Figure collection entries
————————

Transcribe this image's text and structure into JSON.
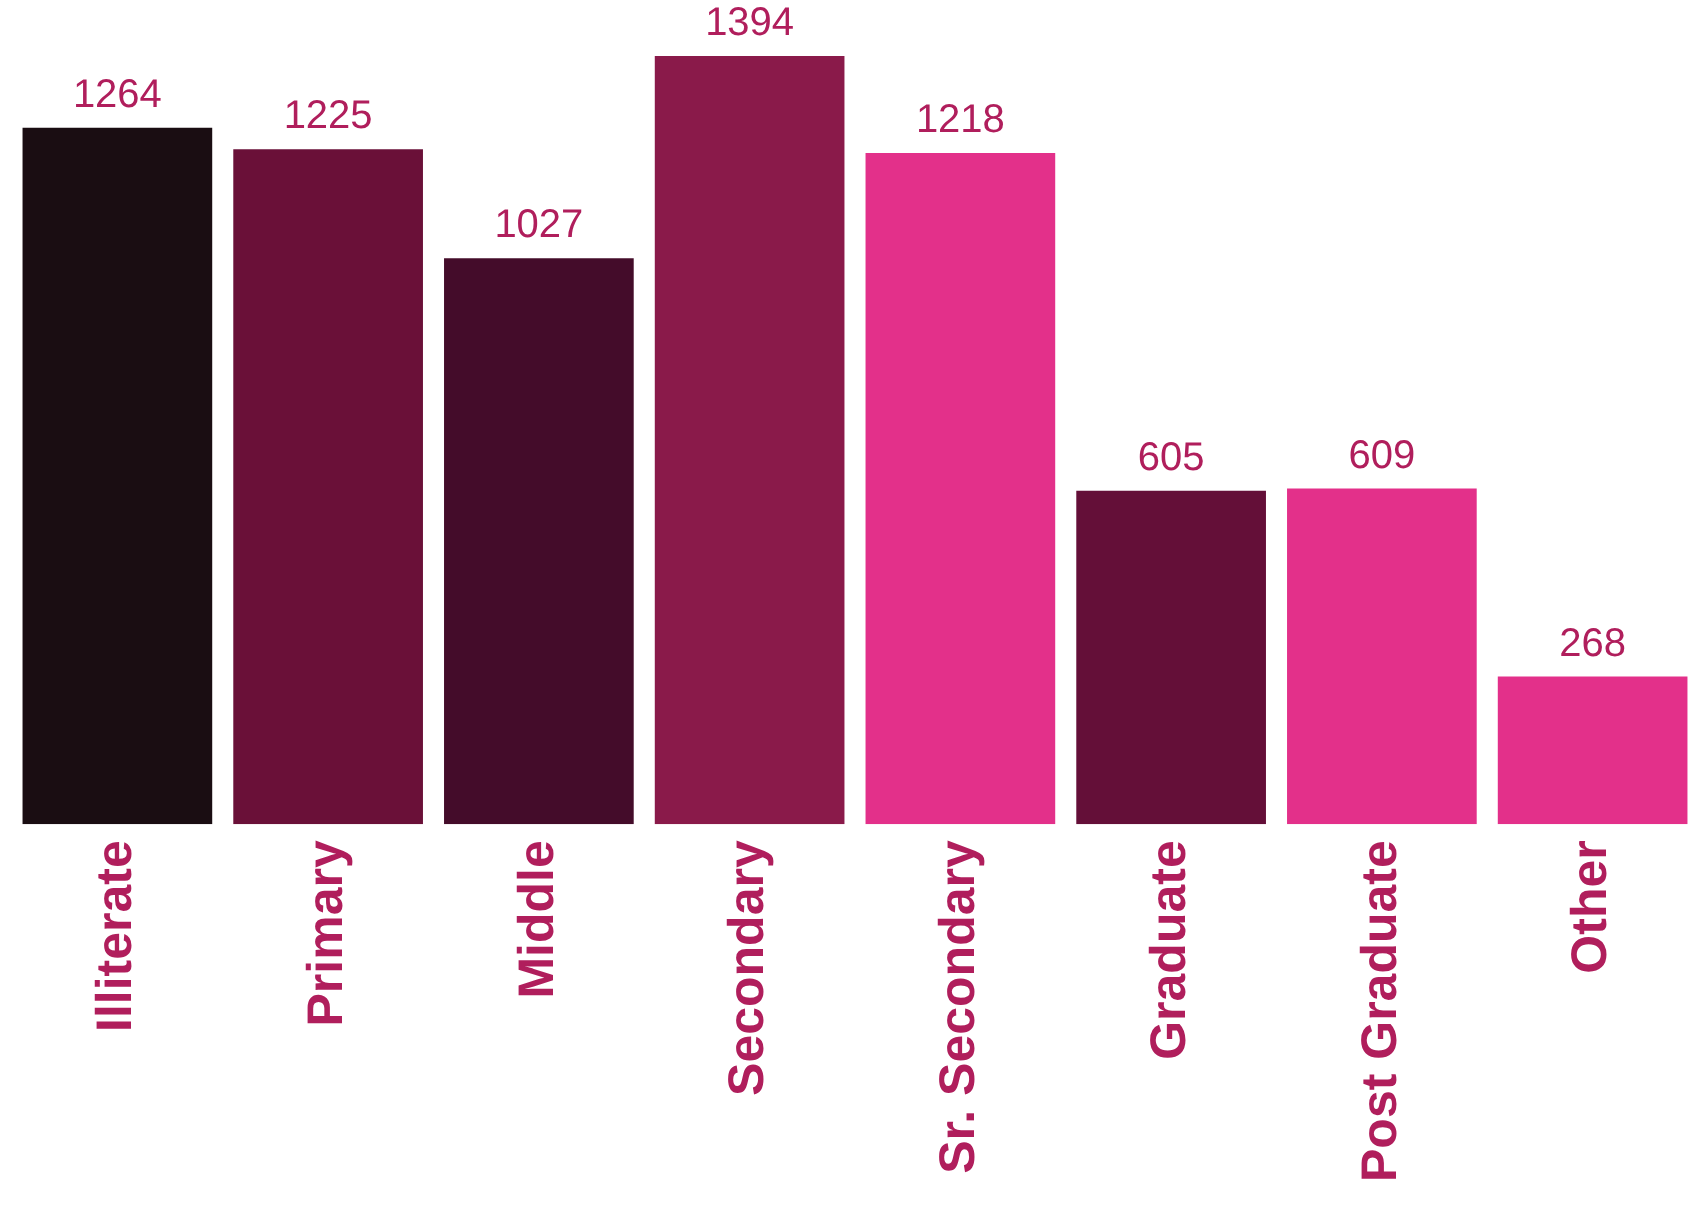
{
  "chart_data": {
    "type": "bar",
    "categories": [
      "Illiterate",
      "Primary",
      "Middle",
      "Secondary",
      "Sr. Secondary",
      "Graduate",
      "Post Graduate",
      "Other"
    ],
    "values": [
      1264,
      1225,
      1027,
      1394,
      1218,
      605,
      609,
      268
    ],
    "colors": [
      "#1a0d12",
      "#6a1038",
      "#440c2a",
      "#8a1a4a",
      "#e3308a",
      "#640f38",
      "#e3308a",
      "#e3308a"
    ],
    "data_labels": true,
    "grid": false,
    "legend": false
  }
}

————————

EXERCISE TASK
Transcribe the records verbatim and omit the images.

RESULT OF THIS TASK
Transcribe this image's text and structure into JSON.
{
  "chart_data": {
    "type": "bar",
    "categories": [
      "Illiterate",
      "Primary",
      "Middle",
      "Secondary",
      "Sr. Secondary",
      "Graduate",
      "Post Graduate",
      "Other"
    ],
    "values": [
      1264,
      1225,
      1027,
      1394,
      1218,
      605,
      609,
      268
    ],
    "colors": [
      "#1a0d12",
      "#6a1038",
      "#440c2a",
      "#8a1a4a",
      "#e3308a",
      "#640f38",
      "#e3308a",
      "#e3308a"
    ],
    "data_labels": true,
    "grid": false,
    "legend": false
  }
}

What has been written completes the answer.